Written request - Copy the line with "Read out every word on this page." and all lines following it through the last line of the entries, exactly as written.

Excerpted data -
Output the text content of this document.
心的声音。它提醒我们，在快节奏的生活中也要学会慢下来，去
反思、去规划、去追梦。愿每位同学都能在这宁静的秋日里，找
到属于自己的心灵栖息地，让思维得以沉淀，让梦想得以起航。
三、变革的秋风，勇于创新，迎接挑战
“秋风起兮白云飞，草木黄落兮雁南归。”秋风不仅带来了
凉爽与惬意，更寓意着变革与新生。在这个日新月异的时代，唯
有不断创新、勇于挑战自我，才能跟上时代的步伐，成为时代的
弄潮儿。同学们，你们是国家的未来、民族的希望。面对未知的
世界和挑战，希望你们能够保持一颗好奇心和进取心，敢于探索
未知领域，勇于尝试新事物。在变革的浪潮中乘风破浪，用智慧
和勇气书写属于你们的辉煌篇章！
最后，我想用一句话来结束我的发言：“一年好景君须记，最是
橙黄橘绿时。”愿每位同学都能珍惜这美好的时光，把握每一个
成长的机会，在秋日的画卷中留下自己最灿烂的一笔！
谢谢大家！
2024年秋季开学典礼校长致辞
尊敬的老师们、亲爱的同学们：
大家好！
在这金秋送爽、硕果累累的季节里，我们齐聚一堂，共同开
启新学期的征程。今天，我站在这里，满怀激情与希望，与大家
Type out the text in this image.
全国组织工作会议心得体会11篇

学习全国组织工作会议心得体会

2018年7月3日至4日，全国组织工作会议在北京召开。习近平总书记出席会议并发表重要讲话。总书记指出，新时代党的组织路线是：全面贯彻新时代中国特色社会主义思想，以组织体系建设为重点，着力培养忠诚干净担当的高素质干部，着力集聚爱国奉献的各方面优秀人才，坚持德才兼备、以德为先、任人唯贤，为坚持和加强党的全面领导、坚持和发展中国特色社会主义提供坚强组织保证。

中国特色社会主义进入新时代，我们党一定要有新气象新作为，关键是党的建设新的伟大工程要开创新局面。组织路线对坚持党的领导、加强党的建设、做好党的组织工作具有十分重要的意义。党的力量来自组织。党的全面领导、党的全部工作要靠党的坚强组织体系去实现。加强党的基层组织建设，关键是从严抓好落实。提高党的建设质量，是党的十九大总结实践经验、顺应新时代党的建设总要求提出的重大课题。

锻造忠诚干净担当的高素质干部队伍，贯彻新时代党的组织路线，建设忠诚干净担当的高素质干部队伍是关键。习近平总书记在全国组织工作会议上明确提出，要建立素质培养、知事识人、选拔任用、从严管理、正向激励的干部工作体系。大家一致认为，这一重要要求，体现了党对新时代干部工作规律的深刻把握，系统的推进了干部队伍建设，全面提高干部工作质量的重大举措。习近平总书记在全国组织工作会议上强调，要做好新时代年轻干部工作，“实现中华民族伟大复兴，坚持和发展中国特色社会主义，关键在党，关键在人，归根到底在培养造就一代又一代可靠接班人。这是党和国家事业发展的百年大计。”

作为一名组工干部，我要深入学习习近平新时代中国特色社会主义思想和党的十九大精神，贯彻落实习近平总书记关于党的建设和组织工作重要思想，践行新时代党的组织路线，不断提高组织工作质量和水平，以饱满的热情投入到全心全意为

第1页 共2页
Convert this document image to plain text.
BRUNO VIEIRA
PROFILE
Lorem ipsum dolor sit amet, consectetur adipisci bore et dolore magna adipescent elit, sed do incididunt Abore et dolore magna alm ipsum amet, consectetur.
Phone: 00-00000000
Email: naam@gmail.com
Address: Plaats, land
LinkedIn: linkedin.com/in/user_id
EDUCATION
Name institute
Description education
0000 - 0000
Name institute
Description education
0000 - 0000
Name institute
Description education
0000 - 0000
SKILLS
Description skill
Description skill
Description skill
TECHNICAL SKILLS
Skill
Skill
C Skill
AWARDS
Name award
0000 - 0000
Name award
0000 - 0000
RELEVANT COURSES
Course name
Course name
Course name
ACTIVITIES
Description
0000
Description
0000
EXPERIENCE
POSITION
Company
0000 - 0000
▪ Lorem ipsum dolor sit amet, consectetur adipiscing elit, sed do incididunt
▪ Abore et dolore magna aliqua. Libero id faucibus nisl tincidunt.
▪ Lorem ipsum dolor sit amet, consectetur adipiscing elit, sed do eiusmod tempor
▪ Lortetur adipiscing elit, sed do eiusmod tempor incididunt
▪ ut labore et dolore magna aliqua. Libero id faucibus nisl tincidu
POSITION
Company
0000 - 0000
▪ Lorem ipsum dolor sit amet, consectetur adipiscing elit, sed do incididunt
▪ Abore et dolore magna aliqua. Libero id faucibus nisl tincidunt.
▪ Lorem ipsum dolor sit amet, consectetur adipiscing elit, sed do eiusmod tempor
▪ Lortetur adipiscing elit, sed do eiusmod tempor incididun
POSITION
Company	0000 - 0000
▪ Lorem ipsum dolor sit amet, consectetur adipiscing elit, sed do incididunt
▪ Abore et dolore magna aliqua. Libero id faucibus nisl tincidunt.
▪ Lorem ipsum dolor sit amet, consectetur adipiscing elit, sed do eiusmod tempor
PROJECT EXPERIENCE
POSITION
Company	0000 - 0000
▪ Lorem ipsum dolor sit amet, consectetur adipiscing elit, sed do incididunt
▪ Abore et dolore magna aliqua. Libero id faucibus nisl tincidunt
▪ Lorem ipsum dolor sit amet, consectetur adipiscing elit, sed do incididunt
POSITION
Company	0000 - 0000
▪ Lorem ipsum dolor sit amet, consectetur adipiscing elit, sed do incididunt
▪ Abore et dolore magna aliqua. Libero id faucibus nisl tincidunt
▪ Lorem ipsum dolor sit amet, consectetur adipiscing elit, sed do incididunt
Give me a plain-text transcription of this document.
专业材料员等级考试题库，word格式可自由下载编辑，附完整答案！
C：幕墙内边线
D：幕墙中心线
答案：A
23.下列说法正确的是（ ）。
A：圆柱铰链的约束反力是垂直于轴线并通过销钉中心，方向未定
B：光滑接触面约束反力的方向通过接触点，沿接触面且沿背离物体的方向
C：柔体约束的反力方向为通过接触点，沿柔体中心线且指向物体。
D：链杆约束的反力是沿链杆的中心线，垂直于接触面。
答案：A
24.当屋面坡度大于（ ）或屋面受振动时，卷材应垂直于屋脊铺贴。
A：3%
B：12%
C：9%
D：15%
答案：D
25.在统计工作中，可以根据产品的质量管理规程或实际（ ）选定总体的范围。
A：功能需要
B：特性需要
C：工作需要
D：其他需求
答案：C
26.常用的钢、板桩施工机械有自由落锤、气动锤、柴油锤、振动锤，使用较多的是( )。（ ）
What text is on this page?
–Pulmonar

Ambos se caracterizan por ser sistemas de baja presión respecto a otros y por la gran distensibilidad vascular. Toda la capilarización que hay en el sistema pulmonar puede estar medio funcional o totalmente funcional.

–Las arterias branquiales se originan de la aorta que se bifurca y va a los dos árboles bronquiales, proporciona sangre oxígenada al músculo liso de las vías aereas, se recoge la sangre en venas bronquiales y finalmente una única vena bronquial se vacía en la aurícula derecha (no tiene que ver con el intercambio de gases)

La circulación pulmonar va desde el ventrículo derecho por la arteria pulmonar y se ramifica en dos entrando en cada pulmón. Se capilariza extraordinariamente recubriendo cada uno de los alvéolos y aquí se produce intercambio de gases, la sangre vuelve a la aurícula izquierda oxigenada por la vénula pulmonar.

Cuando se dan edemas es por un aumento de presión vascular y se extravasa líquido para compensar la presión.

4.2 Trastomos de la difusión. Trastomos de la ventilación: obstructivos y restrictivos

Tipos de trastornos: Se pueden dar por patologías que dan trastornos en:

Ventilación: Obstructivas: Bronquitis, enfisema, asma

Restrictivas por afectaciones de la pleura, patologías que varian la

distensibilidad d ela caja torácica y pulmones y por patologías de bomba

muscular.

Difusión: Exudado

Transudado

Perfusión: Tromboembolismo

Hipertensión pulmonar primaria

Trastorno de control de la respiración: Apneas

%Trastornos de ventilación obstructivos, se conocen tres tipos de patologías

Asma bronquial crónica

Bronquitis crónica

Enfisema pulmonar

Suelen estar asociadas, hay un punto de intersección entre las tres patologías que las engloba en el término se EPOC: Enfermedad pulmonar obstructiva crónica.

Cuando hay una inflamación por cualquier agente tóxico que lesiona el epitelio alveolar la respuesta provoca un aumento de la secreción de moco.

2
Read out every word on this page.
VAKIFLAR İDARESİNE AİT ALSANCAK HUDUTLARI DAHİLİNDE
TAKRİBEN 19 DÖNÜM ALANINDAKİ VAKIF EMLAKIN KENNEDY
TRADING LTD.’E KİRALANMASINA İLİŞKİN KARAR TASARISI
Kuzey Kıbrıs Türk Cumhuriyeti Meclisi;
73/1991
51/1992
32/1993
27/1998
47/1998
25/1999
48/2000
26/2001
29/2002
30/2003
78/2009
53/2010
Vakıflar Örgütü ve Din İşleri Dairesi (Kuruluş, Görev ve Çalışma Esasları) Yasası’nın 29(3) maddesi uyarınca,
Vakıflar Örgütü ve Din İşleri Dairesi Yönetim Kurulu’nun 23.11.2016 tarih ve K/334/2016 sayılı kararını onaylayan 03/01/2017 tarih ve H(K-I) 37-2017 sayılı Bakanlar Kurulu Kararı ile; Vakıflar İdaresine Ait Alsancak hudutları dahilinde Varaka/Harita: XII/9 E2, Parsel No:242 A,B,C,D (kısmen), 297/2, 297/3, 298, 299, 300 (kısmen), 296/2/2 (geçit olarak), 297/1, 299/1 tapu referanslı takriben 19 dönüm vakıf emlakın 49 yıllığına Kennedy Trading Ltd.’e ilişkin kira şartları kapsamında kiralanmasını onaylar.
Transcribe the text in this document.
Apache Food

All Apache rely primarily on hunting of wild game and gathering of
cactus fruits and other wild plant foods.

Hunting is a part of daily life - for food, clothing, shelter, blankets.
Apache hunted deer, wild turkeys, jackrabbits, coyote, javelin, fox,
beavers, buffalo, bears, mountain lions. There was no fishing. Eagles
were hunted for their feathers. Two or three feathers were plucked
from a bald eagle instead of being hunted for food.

Written answer -
Read out every word on this page.
VAKIFLAR İDARESİNE AİT ALSANCAK HUDUTLARI DAHİLİNDE
TAKRİBEN 19 DÖNÜM ALANINDAKİ VAKIF EMLAKIN KENNEDY
TRADING LTD.’E KİRALANMASINA İLİŞKİN KARAR TASARISI
Kuzey Kıbrıs Türk Cumhuriyeti Meclisi;
73/1991
51/1992
32/1993
27/1998
47/1998
25/1999
48/2000
26/2001
29/2002
30/2003
78/2009
53/2010
Vakıflar Örgütü ve Din İşleri Dairesi (Kuruluş, Görev ve Çalışma Esasları) Yasası’nın 29(3) maddesi uyarınca,
Vakıflar Örgütü ve Din İşleri Dairesi Yönetim Kurulu’nun 23.11.2016 tarih ve K/334/2016 sayılı kararını onaylayan 03/01/2017 tarih ve H(K-I) 37-2017 sayılı Bakanlar Kurulu Kararı ile; Vakıflar İdaresine Ait Alsancak hudutları dahilinde Varaka/Harita: XII/9 E2, Parsel No:242 A,B,C,D (kısmen), 297/2, 297/3, 298, 299, 300 (kısmen), 296/2/2 (geçit olarak), 297/1, 299/1 tapu referanslı takriben 19 dönüm vakıf emlakın 49 yıllığına Kennedy Trading Ltd.’e ilişkin kira şartları kapsamında kiralanmasını onaylar.
Transcribe the text in this document.
Apache Food

All Apache rely primarily on hunting of wild game and gathering of
cactus fruits and other wild plant foods.

Hunting is a part of daily life - for food, clothing, shelter, blankets.
Apache hunted deer, wild turkeys, jackrabbits, coyote, javelin, fox,
beavers, buffalo, bears, mountain lions. There was no fishing. Eagles
were hunted for their feathers. Two or three feathers were plucked
from a bald eagle instead of being hunted for food.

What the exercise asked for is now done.